Your goal: Reply with one number: how many lines contain the word "label".

The records:

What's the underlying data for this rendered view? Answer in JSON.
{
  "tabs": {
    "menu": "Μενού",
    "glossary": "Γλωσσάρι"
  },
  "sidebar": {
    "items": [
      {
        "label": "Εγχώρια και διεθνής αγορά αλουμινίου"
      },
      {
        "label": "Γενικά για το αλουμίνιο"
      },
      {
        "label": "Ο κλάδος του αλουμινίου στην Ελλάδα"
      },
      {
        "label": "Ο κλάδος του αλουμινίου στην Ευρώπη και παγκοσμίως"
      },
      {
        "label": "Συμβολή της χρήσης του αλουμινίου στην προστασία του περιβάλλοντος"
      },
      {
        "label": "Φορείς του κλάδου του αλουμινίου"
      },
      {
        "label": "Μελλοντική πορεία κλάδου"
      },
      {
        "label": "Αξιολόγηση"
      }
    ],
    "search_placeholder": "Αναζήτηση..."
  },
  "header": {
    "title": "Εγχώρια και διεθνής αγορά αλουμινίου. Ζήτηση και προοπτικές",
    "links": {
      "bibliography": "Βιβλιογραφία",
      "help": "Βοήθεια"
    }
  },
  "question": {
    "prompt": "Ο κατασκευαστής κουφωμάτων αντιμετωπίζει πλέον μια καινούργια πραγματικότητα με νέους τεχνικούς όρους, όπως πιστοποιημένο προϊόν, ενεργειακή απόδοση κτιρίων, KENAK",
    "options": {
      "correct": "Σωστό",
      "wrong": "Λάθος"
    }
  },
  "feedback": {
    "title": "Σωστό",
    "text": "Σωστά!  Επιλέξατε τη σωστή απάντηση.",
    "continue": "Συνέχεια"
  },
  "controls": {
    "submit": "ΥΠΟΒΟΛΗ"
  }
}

Solution to this task: 8